— Begin Records shown —
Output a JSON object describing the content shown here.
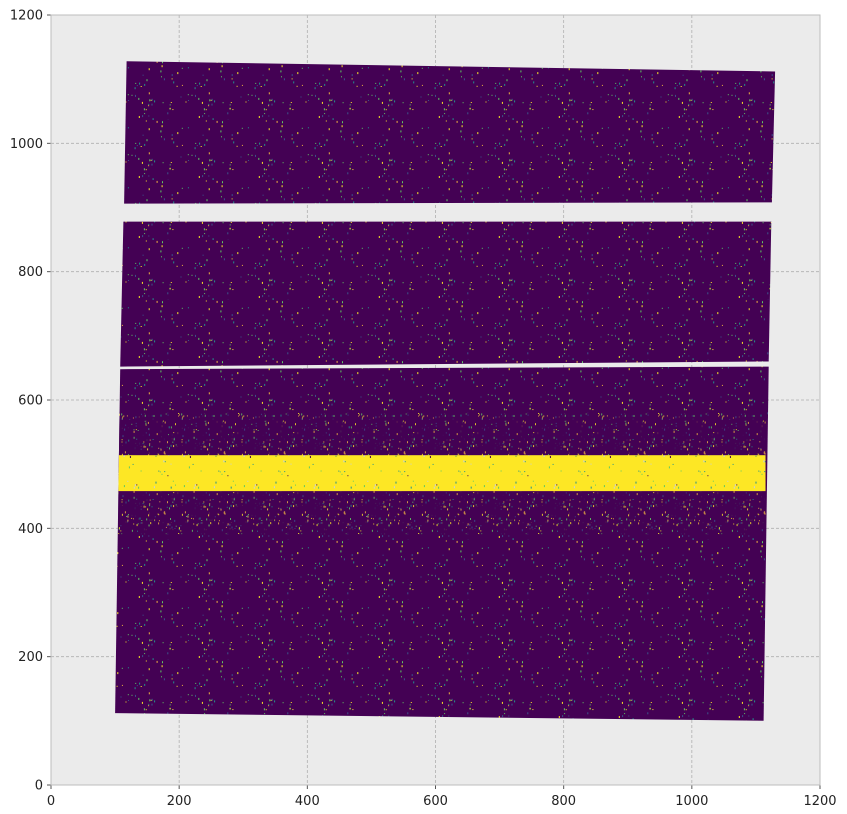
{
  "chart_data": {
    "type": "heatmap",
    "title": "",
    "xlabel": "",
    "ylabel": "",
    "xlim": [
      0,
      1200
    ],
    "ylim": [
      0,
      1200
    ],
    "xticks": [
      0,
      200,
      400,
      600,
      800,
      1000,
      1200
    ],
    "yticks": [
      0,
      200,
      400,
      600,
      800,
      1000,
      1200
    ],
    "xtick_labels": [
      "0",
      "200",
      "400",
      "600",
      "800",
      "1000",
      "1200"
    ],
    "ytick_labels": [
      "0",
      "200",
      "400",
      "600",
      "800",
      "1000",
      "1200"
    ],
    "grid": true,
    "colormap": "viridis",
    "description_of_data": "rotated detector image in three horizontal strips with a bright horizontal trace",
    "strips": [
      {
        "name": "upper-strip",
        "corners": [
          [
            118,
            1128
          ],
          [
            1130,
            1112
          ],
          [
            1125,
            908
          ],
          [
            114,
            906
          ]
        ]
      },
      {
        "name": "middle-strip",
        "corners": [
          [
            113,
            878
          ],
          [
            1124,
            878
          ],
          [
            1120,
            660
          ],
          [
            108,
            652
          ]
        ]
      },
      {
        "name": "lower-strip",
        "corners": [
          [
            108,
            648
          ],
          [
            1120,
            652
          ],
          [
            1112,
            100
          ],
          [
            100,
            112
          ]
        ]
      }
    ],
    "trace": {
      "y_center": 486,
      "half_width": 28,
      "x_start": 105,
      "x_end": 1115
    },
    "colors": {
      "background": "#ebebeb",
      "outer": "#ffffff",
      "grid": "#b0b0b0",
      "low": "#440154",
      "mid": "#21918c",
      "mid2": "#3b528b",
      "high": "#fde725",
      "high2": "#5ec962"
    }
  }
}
— End Records shown —
* Do this *
Will you set down the records word for word while leaving out every picture?

* Task output *
Output a JSON object describing the content shown here.
{
  "chart_data": {
    "type": "heatmap",
    "title": "",
    "xlabel": "",
    "ylabel": "",
    "xlim": [
      0,
      1200
    ],
    "ylim": [
      0,
      1200
    ],
    "xticks": [
      0,
      200,
      400,
      600,
      800,
      1000,
      1200
    ],
    "yticks": [
      0,
      200,
      400,
      600,
      800,
      1000,
      1200
    ],
    "xtick_labels": [
      "0",
      "200",
      "400",
      "600",
      "800",
      "1000",
      "1200"
    ],
    "ytick_labels": [
      "0",
      "200",
      "400",
      "600",
      "800",
      "1000",
      "1200"
    ],
    "grid": true,
    "colormap": "viridis",
    "description_of_data": "rotated detector image in three horizontal strips with a bright horizontal trace",
    "strips": [
      {
        "name": "upper-strip",
        "corners": [
          [
            118,
            1128
          ],
          [
            1130,
            1112
          ],
          [
            1125,
            908
          ],
          [
            114,
            906
          ]
        ]
      },
      {
        "name": "middle-strip",
        "corners": [
          [
            113,
            878
          ],
          [
            1124,
            878
          ],
          [
            1120,
            660
          ],
          [
            108,
            652
          ]
        ]
      },
      {
        "name": "lower-strip",
        "corners": [
          [
            108,
            648
          ],
          [
            1120,
            652
          ],
          [
            1112,
            100
          ],
          [
            100,
            112
          ]
        ]
      }
    ],
    "trace": {
      "y_center": 486,
      "half_width": 28,
      "x_start": 105,
      "x_end": 1115
    },
    "colors": {
      "background": "#ebebeb",
      "outer": "#ffffff",
      "grid": "#b0b0b0",
      "low": "#440154",
      "mid": "#21918c",
      "mid2": "#3b528b",
      "high": "#fde725",
      "high2": "#5ec962"
    }
  }
}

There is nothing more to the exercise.